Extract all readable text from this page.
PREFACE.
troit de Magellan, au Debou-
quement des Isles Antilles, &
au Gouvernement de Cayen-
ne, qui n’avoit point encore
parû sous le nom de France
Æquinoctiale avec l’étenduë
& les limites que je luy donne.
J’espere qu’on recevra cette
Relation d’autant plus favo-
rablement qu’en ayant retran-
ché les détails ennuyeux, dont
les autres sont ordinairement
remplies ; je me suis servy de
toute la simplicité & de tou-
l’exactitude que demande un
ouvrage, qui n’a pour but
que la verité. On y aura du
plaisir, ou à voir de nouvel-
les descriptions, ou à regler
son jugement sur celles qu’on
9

* * * * * * * * *

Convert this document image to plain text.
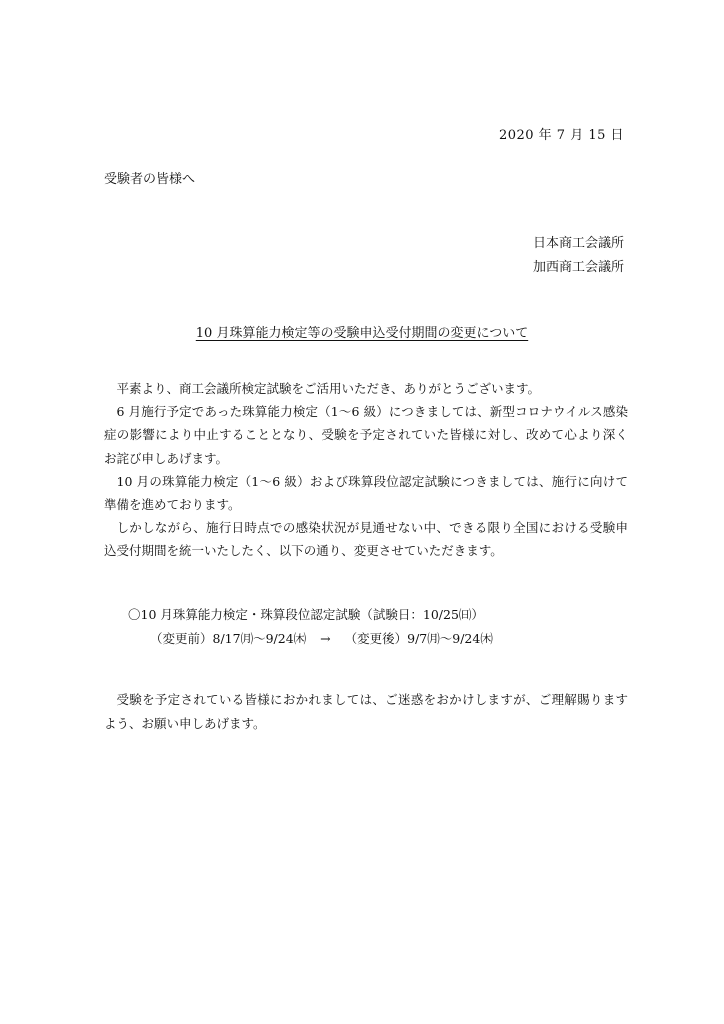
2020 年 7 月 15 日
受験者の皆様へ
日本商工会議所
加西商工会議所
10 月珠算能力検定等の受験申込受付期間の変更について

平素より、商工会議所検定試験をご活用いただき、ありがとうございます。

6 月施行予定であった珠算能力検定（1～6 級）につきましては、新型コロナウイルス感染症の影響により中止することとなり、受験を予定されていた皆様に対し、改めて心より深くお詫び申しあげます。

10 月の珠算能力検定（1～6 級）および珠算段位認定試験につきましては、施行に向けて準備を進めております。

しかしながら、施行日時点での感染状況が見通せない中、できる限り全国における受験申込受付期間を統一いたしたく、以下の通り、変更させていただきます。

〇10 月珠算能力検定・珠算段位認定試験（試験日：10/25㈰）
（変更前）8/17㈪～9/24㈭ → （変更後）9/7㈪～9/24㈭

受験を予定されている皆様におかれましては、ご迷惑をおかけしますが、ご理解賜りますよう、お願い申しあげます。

* * * * * * * * *

## What to work on
Find the word "this" and list each line it appears in.

## Result
Extract all readable text from this page.
Convert this document image to plain text.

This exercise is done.